→ **Given data**:

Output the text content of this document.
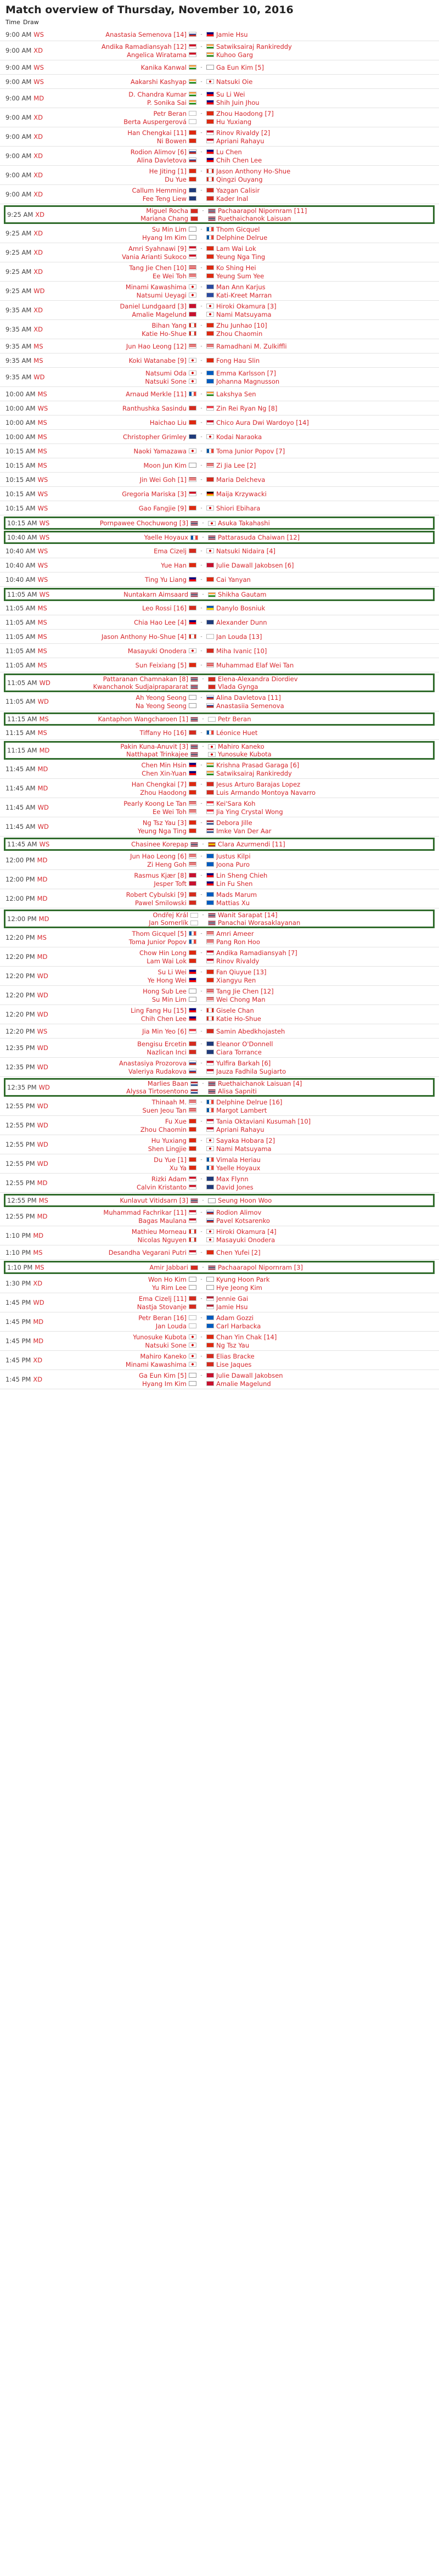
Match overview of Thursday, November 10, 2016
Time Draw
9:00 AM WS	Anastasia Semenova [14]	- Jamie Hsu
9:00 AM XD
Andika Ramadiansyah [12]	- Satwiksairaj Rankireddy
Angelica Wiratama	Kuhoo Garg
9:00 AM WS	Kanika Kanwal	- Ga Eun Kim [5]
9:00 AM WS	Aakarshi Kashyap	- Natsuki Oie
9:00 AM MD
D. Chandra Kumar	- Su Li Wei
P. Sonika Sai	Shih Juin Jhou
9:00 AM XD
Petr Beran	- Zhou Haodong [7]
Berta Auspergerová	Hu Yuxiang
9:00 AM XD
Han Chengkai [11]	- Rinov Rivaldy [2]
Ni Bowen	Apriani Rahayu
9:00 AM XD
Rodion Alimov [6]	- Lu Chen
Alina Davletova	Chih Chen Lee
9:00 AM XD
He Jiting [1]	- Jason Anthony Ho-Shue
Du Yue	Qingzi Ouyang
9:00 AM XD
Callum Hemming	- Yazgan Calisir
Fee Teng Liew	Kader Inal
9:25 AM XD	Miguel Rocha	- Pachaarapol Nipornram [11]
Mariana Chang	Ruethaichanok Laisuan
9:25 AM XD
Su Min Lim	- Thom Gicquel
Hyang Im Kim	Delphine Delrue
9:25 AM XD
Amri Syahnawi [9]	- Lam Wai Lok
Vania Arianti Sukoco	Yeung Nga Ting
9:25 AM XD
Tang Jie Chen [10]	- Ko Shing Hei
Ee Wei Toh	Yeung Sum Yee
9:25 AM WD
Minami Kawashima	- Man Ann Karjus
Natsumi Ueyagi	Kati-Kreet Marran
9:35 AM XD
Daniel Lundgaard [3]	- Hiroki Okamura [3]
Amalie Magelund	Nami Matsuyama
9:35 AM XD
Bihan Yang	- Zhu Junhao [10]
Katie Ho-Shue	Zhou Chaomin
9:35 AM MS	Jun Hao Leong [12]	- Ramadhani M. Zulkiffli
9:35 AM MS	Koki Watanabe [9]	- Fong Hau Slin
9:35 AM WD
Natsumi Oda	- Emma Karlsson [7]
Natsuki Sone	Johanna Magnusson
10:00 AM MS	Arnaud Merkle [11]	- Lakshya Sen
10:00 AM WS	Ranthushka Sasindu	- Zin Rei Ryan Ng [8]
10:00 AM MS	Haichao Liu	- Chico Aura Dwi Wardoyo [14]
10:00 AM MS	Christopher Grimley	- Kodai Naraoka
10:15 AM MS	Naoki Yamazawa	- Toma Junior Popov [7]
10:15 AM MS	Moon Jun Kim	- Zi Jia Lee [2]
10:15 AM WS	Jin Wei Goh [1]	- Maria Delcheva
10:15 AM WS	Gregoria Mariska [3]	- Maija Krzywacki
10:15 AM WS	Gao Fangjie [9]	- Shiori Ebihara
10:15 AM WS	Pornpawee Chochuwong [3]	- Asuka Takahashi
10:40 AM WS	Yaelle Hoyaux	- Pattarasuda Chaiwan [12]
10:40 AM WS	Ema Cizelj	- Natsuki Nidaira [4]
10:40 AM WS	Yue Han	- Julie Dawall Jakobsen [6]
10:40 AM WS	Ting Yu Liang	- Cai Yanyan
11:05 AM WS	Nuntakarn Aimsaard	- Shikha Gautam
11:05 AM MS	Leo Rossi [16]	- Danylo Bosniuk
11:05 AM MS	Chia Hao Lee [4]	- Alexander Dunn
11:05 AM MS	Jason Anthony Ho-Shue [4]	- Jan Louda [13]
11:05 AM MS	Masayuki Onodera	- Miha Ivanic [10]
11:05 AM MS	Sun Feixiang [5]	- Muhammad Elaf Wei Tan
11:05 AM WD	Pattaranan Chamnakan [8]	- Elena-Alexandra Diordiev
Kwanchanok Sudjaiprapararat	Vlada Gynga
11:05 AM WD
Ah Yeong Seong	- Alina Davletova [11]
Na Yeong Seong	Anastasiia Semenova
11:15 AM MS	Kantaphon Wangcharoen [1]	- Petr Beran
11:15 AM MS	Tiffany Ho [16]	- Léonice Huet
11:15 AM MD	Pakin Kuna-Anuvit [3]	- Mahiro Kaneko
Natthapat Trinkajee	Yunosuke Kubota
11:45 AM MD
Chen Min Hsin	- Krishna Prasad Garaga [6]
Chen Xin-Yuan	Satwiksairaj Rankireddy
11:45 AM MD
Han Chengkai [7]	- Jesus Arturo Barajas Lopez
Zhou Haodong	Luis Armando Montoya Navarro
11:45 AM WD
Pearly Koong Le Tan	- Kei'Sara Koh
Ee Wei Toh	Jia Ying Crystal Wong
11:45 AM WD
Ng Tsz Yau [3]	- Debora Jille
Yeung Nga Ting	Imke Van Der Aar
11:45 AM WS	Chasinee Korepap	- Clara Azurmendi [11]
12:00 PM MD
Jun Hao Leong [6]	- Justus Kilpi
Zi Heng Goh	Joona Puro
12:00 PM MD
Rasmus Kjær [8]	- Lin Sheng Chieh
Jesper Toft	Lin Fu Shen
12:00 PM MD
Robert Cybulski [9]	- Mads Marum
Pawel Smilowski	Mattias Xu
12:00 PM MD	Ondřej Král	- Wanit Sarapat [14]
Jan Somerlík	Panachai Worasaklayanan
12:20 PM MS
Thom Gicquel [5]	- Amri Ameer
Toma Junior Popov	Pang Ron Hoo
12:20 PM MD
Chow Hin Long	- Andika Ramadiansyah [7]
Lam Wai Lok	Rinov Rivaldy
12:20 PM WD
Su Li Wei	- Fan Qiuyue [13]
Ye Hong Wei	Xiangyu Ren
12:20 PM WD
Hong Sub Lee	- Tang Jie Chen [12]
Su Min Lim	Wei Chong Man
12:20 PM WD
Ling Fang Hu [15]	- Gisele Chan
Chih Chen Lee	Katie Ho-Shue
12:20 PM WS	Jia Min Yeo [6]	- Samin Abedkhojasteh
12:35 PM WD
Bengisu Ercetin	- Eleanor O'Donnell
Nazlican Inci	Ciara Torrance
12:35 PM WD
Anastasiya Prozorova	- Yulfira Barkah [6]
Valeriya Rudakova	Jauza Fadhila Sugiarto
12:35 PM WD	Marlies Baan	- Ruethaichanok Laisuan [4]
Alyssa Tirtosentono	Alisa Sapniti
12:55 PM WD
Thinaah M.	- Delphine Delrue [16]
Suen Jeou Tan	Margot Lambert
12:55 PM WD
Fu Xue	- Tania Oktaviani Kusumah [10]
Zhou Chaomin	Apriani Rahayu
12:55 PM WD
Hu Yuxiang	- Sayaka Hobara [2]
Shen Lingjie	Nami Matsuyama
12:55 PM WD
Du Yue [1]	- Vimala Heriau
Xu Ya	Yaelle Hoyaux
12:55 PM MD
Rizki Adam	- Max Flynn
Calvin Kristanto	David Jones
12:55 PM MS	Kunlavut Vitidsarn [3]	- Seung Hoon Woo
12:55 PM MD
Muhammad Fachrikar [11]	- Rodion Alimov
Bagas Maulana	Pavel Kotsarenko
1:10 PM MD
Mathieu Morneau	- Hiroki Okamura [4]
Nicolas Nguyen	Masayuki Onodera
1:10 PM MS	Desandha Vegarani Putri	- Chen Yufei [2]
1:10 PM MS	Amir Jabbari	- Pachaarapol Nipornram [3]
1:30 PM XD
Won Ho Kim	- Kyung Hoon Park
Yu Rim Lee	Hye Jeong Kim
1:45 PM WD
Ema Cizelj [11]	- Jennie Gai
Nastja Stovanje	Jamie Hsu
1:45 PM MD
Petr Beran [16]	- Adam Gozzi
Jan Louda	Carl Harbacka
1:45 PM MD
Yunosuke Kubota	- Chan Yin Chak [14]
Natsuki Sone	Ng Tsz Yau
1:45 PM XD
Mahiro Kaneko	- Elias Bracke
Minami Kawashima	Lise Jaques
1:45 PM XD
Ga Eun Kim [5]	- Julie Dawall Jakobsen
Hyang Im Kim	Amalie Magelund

---

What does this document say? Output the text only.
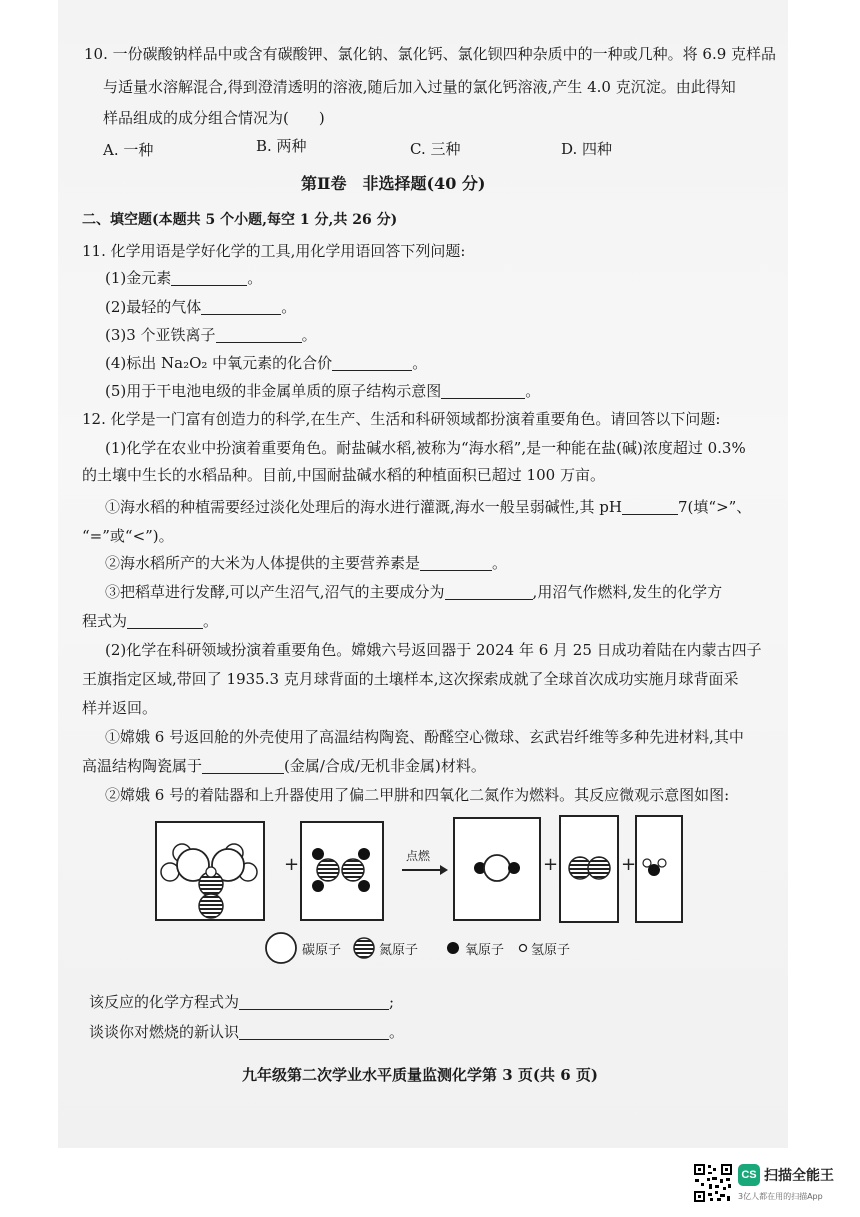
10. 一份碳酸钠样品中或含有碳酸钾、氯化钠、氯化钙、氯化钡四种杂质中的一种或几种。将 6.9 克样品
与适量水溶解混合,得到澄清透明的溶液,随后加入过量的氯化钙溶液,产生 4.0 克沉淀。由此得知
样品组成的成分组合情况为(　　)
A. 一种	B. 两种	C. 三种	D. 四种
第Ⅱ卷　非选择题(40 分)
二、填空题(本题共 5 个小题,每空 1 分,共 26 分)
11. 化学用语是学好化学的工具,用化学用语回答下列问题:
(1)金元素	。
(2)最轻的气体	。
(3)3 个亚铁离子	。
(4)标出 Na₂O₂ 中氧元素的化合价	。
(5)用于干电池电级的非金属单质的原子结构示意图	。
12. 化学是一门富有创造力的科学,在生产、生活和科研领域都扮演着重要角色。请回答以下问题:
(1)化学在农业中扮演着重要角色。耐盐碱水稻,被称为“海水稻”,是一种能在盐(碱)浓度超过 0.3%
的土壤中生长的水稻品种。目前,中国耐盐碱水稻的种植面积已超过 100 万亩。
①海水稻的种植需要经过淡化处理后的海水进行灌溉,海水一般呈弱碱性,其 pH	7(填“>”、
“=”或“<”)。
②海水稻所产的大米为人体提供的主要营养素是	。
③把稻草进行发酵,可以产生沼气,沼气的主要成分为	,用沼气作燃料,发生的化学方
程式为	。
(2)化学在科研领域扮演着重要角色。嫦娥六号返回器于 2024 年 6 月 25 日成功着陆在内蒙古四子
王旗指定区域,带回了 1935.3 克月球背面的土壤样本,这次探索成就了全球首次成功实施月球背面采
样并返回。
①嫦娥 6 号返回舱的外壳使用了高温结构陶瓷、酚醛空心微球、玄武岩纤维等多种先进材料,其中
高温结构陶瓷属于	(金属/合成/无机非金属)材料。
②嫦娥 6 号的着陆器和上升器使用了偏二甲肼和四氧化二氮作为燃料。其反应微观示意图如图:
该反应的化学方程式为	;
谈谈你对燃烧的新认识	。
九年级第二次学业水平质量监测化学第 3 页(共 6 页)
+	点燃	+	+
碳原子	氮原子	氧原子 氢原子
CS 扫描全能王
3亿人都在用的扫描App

→ **Direction**: In the entries above, some lines may contain the string "Louda"; report how many, without additional comment.

→ **Output of the task**: 2